(begin)

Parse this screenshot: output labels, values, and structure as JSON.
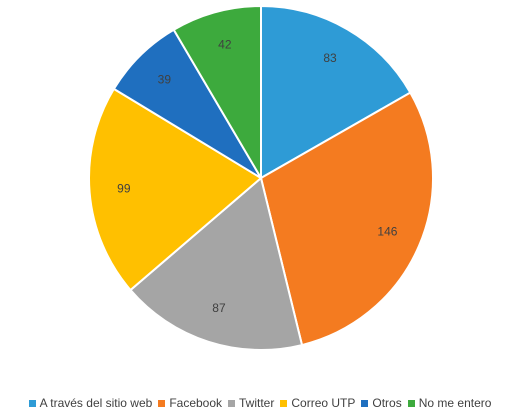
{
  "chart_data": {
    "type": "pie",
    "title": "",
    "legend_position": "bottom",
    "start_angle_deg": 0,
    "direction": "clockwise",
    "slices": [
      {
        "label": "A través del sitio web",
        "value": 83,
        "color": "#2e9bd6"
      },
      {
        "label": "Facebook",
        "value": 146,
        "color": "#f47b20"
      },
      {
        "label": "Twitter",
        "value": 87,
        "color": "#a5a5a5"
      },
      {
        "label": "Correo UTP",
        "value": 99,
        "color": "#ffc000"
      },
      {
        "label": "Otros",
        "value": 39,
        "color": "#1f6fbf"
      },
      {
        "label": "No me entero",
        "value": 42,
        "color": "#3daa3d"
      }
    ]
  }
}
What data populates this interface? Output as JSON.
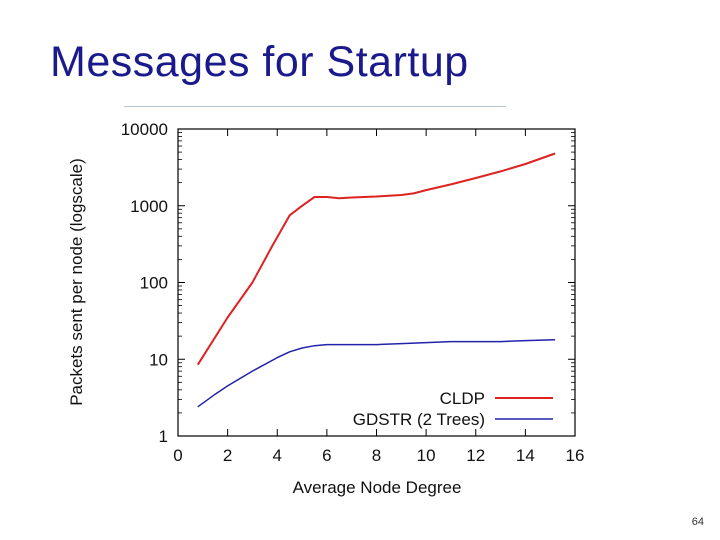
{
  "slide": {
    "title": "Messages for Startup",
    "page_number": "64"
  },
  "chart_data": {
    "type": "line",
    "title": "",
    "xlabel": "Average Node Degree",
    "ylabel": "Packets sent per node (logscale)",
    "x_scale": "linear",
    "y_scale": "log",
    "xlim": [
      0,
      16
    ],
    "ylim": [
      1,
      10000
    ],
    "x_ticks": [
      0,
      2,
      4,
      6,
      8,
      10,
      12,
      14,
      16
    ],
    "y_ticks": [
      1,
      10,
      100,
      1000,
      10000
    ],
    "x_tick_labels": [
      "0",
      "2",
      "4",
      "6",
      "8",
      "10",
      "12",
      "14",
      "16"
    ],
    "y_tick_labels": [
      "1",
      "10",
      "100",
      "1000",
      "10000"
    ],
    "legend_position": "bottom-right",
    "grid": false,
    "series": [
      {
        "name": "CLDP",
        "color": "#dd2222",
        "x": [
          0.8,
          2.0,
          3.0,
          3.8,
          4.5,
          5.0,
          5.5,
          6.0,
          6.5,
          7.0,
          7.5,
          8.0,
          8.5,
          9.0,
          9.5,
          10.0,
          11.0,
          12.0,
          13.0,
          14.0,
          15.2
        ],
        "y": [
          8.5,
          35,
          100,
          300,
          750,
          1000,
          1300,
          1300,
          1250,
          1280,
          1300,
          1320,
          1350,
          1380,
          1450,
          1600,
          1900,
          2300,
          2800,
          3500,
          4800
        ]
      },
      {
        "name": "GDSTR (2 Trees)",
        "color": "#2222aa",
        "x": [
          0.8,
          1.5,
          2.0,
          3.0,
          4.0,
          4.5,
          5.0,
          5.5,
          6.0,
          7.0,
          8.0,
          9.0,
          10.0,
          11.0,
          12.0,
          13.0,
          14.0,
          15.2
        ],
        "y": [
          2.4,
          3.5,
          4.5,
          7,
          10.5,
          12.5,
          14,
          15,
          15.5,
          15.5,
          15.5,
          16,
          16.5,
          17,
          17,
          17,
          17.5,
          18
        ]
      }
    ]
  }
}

(end)
(begin)

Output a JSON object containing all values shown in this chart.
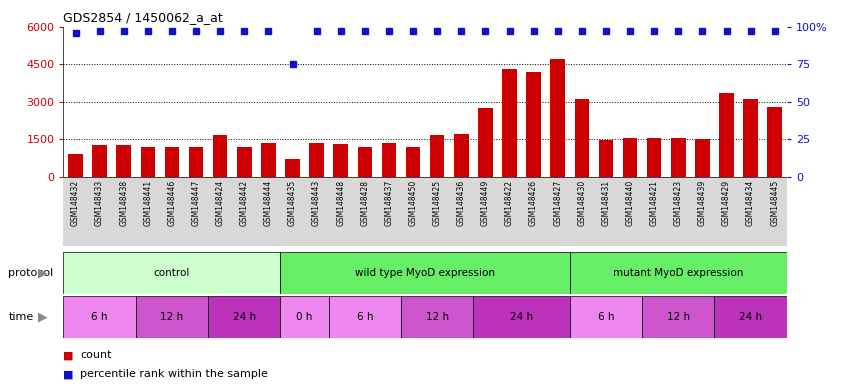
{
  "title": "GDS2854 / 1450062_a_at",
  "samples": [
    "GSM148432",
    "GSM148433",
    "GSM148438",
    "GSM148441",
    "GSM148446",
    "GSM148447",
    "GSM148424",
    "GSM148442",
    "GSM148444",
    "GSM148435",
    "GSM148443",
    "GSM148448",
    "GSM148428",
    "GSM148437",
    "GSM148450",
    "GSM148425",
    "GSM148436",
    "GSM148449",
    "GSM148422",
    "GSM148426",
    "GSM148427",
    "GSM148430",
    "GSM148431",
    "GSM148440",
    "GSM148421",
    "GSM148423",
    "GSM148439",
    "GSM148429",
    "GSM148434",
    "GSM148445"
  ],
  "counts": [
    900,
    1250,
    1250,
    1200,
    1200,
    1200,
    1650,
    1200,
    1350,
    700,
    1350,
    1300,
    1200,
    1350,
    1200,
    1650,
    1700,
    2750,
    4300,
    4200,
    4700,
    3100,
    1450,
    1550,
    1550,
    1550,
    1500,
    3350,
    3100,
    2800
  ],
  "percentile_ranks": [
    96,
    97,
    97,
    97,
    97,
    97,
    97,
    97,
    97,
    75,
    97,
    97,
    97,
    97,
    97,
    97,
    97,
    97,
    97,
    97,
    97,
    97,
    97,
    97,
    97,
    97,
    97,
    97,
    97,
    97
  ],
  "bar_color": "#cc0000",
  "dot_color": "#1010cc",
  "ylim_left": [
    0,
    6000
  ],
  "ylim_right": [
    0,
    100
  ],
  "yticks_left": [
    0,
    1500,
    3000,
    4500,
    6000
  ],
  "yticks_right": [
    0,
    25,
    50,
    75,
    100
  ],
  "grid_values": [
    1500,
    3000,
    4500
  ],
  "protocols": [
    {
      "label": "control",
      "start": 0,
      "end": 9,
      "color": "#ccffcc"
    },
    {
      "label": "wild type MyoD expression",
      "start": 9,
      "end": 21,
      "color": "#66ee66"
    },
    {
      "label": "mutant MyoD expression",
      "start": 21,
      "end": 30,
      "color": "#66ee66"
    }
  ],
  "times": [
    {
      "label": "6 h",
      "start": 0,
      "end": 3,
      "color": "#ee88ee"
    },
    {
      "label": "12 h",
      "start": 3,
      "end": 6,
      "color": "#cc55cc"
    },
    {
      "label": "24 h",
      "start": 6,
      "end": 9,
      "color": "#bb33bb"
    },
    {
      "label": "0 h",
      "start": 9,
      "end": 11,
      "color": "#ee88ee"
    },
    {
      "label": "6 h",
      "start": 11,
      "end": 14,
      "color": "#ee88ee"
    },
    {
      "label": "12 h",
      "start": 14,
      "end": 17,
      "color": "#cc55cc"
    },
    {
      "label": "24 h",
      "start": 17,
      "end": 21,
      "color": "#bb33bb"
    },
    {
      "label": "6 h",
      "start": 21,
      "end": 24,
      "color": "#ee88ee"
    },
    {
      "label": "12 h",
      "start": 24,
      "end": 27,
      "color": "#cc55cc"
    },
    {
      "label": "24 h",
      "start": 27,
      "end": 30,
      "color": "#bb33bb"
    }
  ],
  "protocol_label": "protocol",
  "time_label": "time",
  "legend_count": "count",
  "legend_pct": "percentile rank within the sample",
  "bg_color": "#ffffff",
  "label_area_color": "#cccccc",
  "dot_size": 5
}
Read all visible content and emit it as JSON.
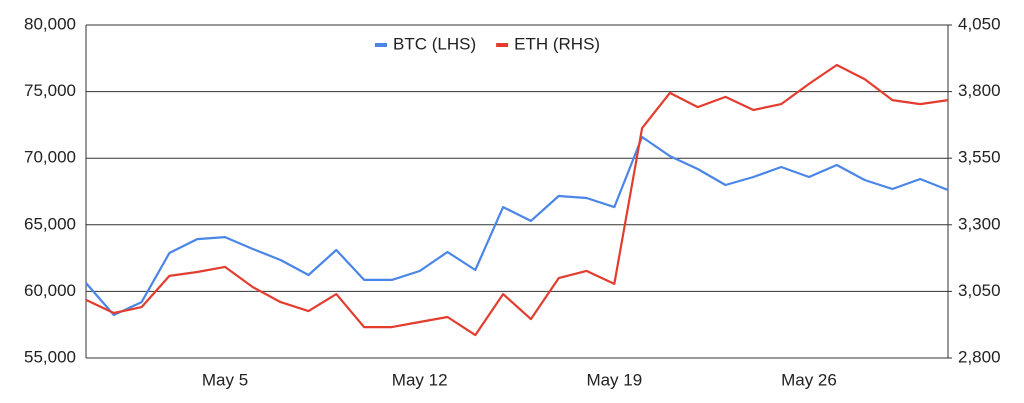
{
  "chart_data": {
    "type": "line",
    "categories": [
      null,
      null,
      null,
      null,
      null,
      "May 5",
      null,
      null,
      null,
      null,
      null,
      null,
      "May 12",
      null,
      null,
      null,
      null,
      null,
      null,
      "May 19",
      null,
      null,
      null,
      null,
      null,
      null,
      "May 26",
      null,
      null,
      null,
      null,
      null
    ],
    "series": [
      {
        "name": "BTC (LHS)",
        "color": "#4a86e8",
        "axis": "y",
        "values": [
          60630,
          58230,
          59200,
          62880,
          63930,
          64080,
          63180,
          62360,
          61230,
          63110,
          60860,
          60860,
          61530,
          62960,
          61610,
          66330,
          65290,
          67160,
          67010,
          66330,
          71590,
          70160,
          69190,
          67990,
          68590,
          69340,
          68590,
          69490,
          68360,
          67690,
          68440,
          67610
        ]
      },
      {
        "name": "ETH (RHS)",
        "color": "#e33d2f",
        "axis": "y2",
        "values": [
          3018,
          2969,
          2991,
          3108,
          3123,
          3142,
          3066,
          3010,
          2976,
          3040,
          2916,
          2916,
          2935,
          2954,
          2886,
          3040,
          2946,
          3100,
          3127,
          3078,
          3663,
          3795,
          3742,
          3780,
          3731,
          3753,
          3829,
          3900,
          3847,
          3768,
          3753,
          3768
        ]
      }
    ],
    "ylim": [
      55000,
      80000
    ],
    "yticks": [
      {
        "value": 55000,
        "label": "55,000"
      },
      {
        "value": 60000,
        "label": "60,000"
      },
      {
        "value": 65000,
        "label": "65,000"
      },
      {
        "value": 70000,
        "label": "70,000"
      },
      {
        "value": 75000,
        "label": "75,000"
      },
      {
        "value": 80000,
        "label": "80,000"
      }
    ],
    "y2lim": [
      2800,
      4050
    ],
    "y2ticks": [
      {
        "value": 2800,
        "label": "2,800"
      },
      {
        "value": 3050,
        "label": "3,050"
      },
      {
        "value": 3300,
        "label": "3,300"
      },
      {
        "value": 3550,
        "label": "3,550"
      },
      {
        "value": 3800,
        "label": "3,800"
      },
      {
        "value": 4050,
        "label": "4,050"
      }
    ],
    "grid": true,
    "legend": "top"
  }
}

(end)

**Problem requirements**
Read through the entries and copy every line that includes "this".

**Result of the exercise**
Parse this screenshot: output labels, values, and structure as JSON.
What data populates this interface? Output as JSON.
Output a JSON object containing all values shown in this chart.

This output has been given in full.